Set exercise: Every line of the material is to be repeated exactly as it stands.

Data to use:
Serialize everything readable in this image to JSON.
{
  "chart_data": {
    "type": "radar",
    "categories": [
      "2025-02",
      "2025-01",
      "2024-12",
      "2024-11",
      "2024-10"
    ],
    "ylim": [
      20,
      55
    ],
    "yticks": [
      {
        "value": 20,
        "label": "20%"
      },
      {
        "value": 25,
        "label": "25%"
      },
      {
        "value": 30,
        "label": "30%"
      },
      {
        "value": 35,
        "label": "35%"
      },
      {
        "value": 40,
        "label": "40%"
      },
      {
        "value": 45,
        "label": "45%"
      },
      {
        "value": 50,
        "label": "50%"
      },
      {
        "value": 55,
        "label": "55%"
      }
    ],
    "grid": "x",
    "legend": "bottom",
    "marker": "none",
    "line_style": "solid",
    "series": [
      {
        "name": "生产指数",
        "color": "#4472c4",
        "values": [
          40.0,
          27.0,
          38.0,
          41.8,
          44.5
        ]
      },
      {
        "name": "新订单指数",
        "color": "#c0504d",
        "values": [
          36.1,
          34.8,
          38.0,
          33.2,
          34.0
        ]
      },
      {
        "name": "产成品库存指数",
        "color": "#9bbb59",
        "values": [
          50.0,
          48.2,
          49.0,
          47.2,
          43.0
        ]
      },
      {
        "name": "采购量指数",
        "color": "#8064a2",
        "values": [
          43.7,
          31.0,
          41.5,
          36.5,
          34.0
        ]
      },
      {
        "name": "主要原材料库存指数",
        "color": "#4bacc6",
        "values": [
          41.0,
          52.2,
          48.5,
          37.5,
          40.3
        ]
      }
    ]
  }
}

Solution:
Serialize everything readable in this image to JSON.
{
  "chart_data": {
    "type": "radar",
    "categories": [
      "2025-02",
      "2025-01",
      "2024-12",
      "2024-11",
      "2024-10"
    ],
    "ylim": [
      20,
      55
    ],
    "yticks": [
      {
        "value": 20,
        "label": "20%"
      },
      {
        "value": 25,
        "label": "25%"
      },
      {
        "value": 30,
        "label": "30%"
      },
      {
        "value": 35,
        "label": "35%"
      },
      {
        "value": 40,
        "label": "40%"
      },
      {
        "value": 45,
        "label": "45%"
      },
      {
        "value": 50,
        "label": "50%"
      },
      {
        "value": 55,
        "label": "55%"
      }
    ],
    "grid": "x",
    "legend": "bottom",
    "marker": "none",
    "line_style": "solid",
    "series": [
      {
        "name": "生产指数",
        "color": "#4472c4",
        "values": [
          40.0,
          27.0,
          38.0,
          41.8,
          44.5
        ]
      },
      {
        "name": "新订单指数",
        "color": "#c0504d",
        "values": [
          36.1,
          34.8,
          38.0,
          33.2,
          34.0
        ]
      },
      {
        "name": "产成品库存指数",
        "color": "#9bbb59",
        "values": [
          50.0,
          48.2,
          49.0,
          47.2,
          43.0
        ]
      },
      {
        "name": "采购量指数",
        "color": "#8064a2",
        "values": [
          43.7,
          31.0,
          41.5,
          36.5,
          34.0
        ]
      },
      {
        "name": "主要原材料库存指数",
        "color": "#4bacc6",
        "values": [
          41.0,
          52.2,
          48.5,
          37.5,
          40.3
        ]
      }
    ]
  }
}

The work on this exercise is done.